- **Your goal**: Once the pictures are set aside, transcribe the remaining data exactly.

- **Supplied data**:
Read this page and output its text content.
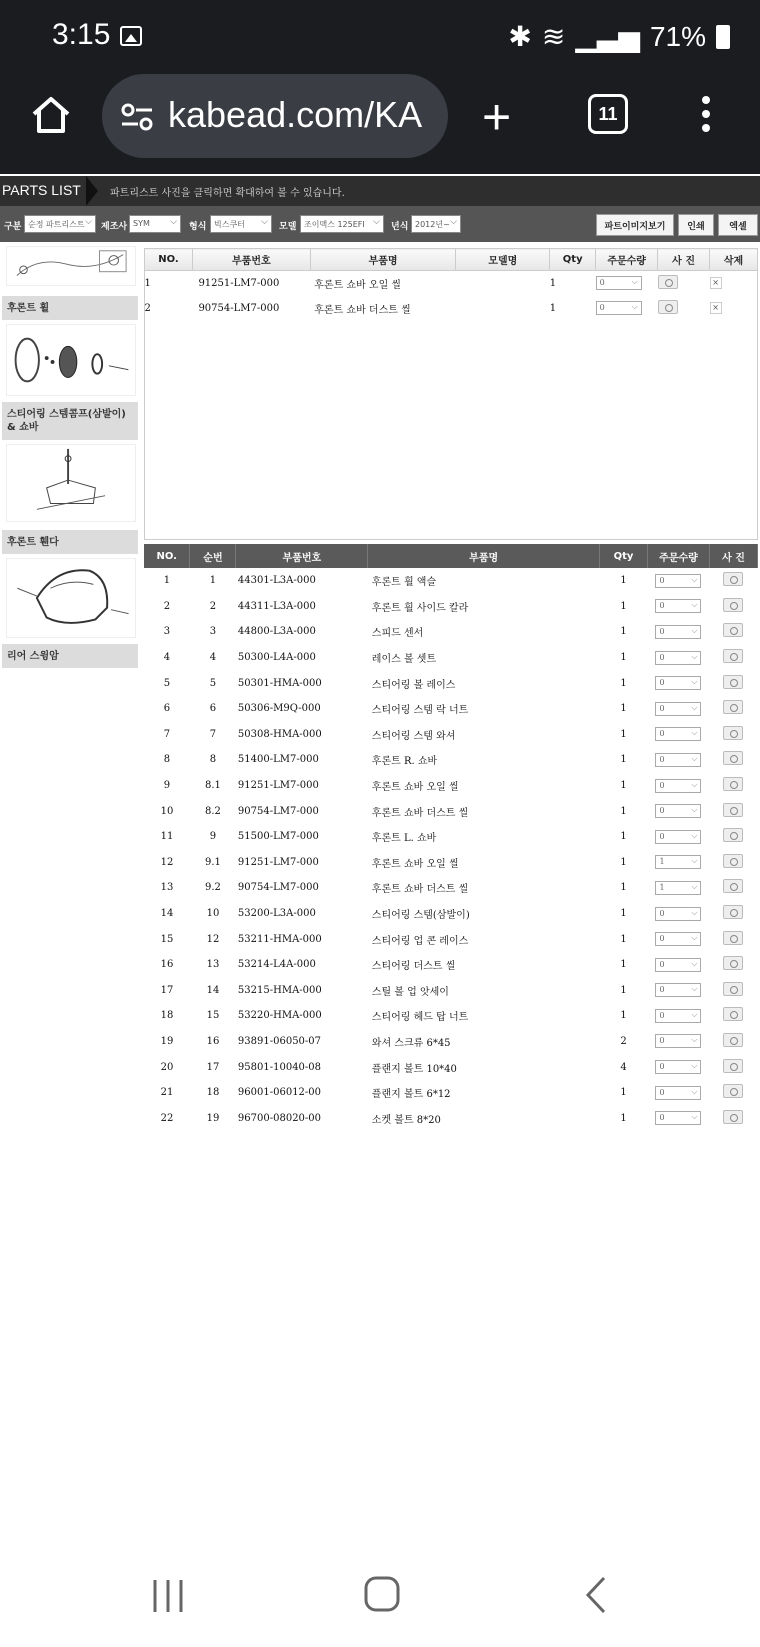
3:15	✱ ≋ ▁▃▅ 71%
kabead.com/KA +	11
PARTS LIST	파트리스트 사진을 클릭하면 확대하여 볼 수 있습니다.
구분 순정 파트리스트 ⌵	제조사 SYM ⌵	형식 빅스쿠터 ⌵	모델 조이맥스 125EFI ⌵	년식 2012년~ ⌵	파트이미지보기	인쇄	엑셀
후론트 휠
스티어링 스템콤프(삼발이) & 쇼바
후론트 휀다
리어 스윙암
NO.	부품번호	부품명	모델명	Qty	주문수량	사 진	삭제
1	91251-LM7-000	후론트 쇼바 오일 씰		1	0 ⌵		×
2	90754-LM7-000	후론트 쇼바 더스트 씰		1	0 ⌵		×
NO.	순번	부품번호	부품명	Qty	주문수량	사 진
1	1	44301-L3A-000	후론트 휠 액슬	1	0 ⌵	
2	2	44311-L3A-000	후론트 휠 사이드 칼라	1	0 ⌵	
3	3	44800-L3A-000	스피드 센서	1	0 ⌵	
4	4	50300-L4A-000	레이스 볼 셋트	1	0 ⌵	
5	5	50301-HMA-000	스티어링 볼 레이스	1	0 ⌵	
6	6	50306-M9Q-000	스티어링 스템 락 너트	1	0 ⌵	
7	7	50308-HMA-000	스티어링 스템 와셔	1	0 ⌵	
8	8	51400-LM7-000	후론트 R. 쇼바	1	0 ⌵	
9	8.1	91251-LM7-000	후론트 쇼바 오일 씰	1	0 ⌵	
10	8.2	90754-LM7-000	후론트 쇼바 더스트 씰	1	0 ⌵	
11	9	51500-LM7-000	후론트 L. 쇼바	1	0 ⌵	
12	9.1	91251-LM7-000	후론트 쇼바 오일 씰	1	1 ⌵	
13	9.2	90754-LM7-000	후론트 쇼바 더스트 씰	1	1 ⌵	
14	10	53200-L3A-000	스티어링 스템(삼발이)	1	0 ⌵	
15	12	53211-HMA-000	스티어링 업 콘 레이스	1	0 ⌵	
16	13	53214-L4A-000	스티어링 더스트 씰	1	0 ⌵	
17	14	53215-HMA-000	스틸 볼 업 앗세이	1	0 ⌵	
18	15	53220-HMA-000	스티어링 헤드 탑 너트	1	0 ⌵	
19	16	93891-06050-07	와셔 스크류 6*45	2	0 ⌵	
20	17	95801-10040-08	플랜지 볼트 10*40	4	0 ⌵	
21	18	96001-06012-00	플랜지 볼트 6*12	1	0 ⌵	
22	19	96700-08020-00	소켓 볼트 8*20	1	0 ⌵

- **Written answer**:
Read this page and output its text content.
3:15	✱ ≋ ▁▃▅ 71%
kabead.com/KA +	11
PARTS LIST	파트리스트 사진을 클릭하면 확대하여 볼 수 있습니다.
구분 순정 파트리스트 ⌵	제조사 SYM ⌵	형식 빅스쿠터 ⌵	모델 조이맥스 125EFI ⌵	년식 2012년~ ⌵	파트이미지보기	인쇄	엑셀
후론트 휠
스티어링 스템콤프(삼발이) & 쇼바
후론트 휀다
리어 스윙암
NO.	부품번호	부품명	모델명	Qty	주문수량	사 진	삭제
1	91251-LM7-000	후론트 쇼바 오일 씰		1	0 ⌵		×
2	90754-LM7-000	후론트 쇼바 더스트 씰		1	0 ⌵		×
NO.	순번	부품번호	부품명	Qty	주문수량	사 진
1	1	44301-L3A-000	후론트 휠 액슬	1	0 ⌵	
2	2	44311-L3A-000	후론트 휠 사이드 칼라	1	0 ⌵	
3	3	44800-L3A-000	스피드 센서	1	0 ⌵	
4	4	50300-L4A-000	레이스 볼 셋트	1	0 ⌵	
5	5	50301-HMA-000	스티어링 볼 레이스	1	0 ⌵	
6	6	50306-M9Q-000	스티어링 스템 락 너트	1	0 ⌵	
7	7	50308-HMA-000	스티어링 스템 와셔	1	0 ⌵	
8	8	51400-LM7-000	후론트 R. 쇼바	1	0 ⌵	
9	8.1	91251-LM7-000	후론트 쇼바 오일 씰	1	0 ⌵	
10	8.2	90754-LM7-000	후론트 쇼바 더스트 씰	1	0 ⌵	
11	9	51500-LM7-000	후론트 L. 쇼바	1	0 ⌵	
12	9.1	91251-LM7-000	후론트 쇼바 오일 씰	1	1 ⌵	
13	9.2	90754-LM7-000	후론트 쇼바 더스트 씰	1	1 ⌵	
14	10	53200-L3A-000	스티어링 스템(삼발이)	1	0 ⌵	
15	12	53211-HMA-000	스티어링 업 콘 레이스	1	0 ⌵	
16	13	53214-L4A-000	스티어링 더스트 씰	1	0 ⌵	
17	14	53215-HMA-000	스틸 볼 업 앗세이	1	0 ⌵	
18	15	53220-HMA-000	스티어링 헤드 탑 너트	1	0 ⌵	
19	16	93891-06050-07	와셔 스크류 6*45	2	0 ⌵	
20	17	95801-10040-08	플랜지 볼트 10*40	4	0 ⌵	
21	18	96001-06012-00	플랜지 볼트 6*12	1	0 ⌵	
22	19	96700-08020-00	소켓 볼트 8*20	1	0 ⌵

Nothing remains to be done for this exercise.